#### Stated task
Extract, from the records beneath this instruction, each line that contains the word "experimental".

#### Entries
[start]
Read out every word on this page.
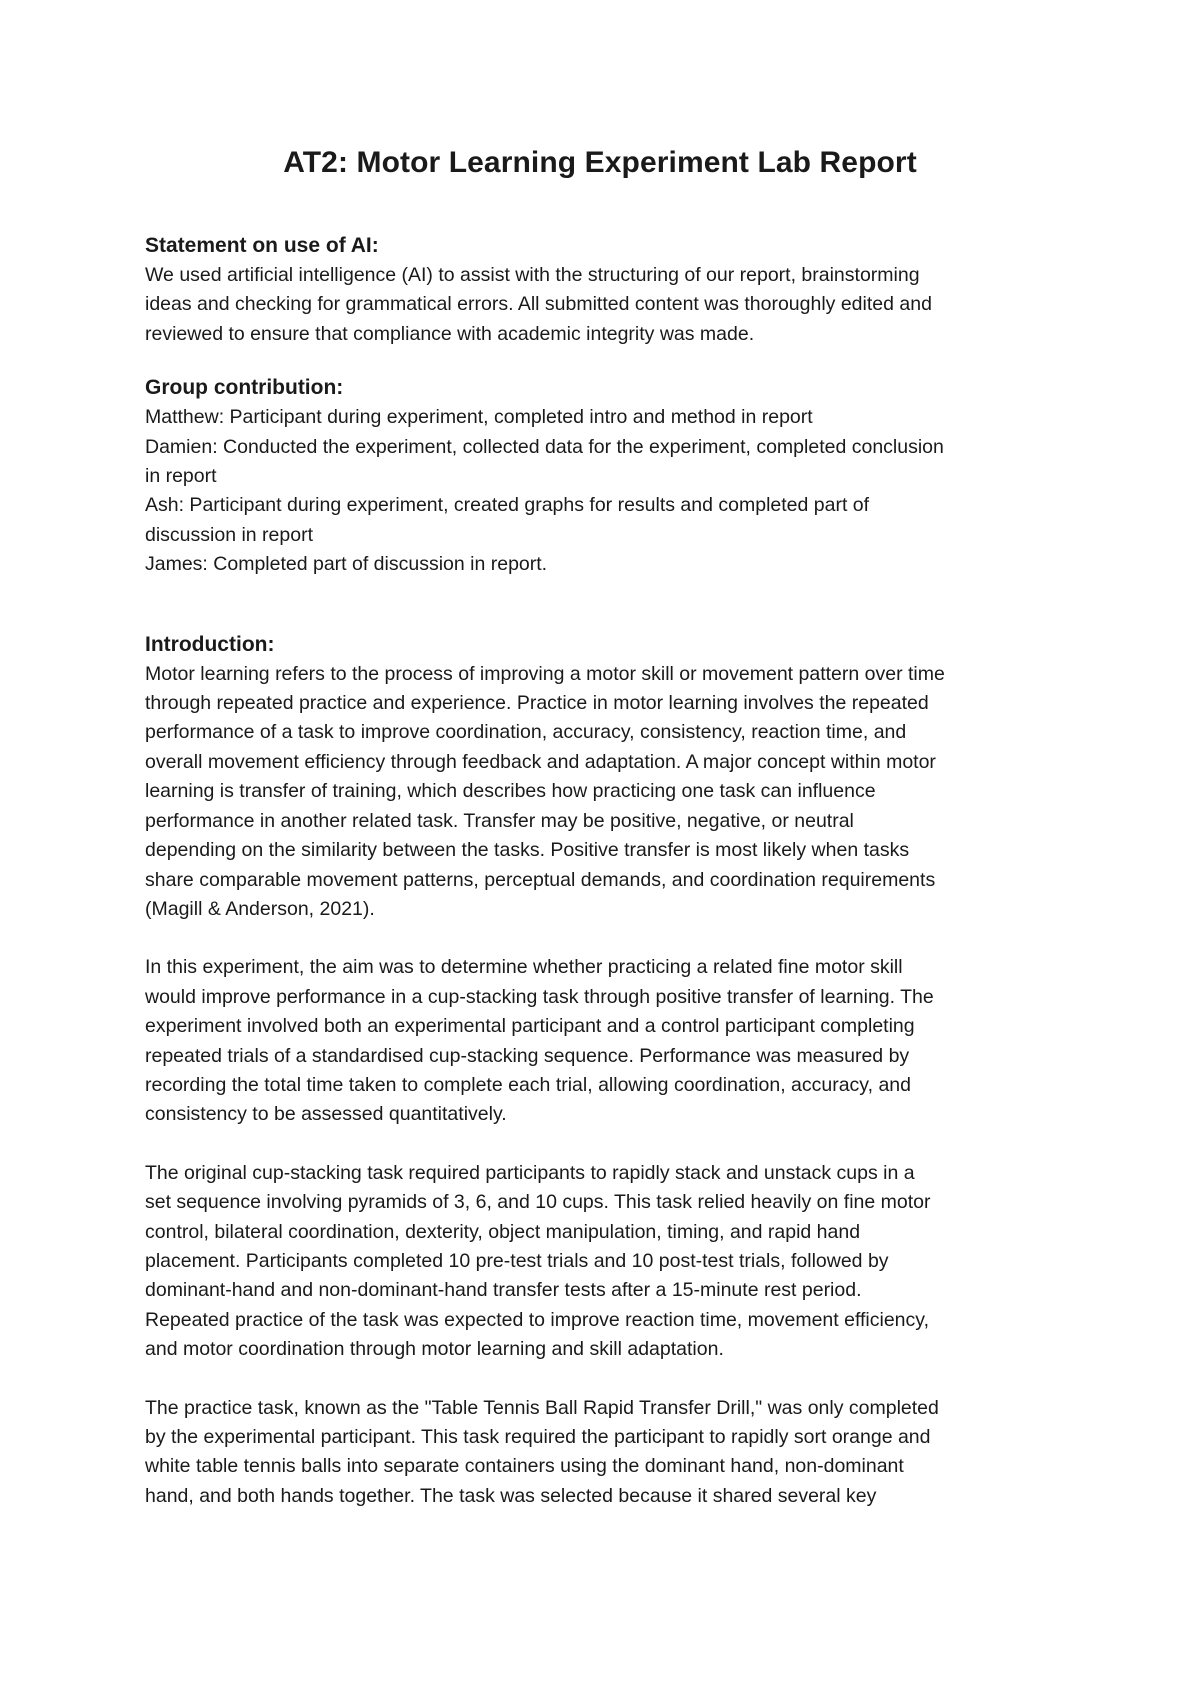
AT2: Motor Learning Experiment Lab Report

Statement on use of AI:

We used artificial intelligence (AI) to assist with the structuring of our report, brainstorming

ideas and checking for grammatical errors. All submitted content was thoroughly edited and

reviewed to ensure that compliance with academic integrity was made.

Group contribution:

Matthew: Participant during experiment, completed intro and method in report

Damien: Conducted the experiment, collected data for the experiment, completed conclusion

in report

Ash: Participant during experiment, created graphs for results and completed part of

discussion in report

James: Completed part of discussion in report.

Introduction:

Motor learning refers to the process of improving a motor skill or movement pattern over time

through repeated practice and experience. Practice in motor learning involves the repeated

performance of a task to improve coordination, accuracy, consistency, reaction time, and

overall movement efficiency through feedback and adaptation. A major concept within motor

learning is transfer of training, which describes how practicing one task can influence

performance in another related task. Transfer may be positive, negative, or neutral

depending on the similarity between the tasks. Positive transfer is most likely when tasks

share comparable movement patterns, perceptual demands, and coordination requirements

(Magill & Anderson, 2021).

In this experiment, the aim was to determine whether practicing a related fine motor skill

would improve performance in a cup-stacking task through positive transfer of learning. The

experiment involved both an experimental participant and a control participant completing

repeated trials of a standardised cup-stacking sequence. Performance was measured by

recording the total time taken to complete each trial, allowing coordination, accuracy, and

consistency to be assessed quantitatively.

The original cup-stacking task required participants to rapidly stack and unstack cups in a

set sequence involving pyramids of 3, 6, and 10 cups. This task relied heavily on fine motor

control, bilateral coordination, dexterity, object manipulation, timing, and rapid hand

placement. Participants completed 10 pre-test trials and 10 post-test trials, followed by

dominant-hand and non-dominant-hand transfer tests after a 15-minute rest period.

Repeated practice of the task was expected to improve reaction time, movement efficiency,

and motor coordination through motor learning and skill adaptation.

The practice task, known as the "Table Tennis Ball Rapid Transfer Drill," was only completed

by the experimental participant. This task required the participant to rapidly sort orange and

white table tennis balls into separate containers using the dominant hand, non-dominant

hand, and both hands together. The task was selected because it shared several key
[end]
[start]
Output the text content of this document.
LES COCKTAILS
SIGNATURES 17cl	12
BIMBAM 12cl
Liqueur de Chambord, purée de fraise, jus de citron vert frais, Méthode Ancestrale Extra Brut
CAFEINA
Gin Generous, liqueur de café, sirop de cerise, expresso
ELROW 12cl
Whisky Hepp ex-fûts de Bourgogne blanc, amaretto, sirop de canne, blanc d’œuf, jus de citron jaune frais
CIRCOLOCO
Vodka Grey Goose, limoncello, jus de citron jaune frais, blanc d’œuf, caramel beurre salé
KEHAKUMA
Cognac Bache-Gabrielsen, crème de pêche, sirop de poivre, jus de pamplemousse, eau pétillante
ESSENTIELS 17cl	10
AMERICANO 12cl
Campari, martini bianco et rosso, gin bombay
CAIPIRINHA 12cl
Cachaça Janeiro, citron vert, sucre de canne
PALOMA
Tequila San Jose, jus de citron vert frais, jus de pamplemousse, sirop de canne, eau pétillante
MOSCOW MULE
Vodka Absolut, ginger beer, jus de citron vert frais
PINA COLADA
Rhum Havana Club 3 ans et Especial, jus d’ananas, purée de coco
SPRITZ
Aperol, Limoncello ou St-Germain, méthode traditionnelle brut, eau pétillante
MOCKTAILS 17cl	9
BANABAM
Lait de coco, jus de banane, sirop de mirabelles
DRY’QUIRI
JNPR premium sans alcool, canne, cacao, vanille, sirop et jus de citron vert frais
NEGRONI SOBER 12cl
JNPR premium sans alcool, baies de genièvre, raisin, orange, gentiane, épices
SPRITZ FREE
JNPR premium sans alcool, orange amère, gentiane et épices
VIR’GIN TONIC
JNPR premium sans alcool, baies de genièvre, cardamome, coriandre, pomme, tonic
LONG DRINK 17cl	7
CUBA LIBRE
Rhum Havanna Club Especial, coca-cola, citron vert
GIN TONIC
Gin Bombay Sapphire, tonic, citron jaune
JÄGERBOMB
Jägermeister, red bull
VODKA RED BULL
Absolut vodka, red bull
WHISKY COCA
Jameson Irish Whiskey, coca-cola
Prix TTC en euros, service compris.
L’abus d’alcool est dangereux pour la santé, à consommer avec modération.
[end]
[start]
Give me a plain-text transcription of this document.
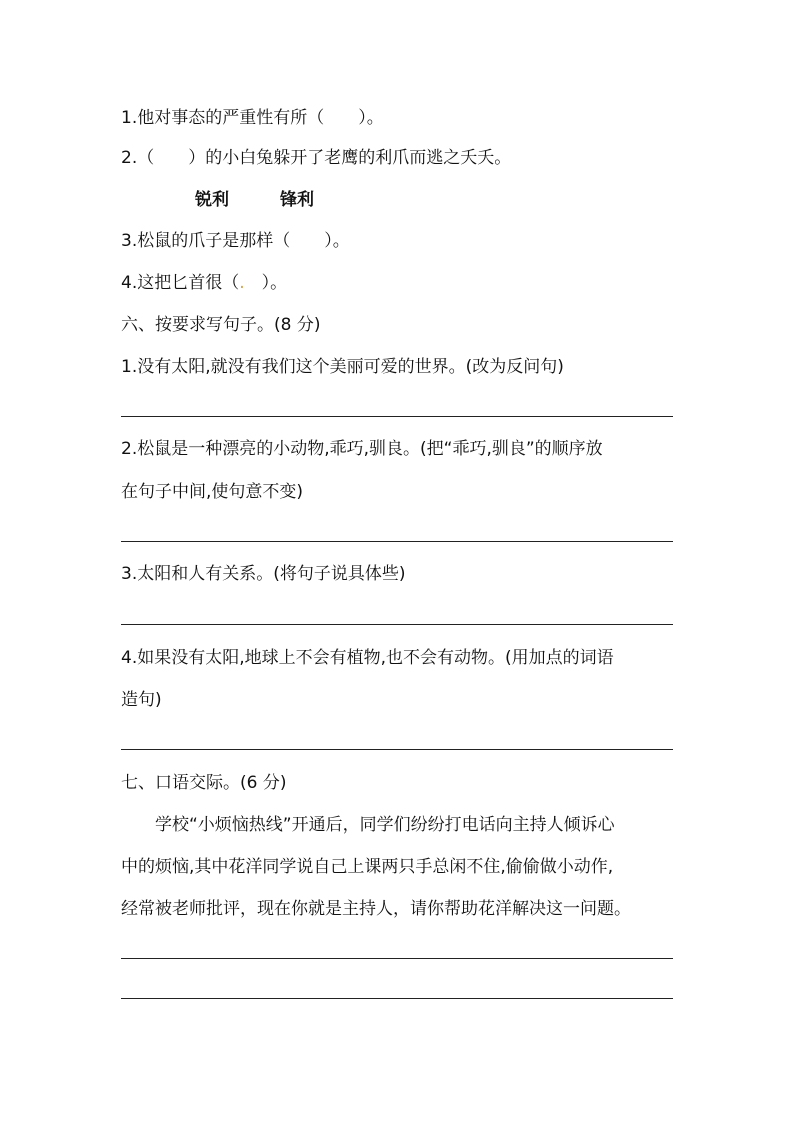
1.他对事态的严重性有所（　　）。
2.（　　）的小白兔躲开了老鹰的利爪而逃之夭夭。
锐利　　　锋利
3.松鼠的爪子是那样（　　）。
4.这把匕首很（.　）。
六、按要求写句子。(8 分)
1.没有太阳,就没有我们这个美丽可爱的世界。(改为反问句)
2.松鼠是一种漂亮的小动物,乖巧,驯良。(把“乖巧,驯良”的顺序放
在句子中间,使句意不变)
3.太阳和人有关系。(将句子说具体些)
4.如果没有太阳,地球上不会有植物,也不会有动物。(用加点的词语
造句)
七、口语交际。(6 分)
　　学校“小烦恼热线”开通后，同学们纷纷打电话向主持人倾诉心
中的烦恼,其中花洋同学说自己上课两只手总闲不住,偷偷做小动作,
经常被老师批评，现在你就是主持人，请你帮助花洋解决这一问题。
[end]
#### Result for this task
experiment involved both an experimental participant and a control participant completing
by the experimental participant. This task required the participant to rapidly sort orange and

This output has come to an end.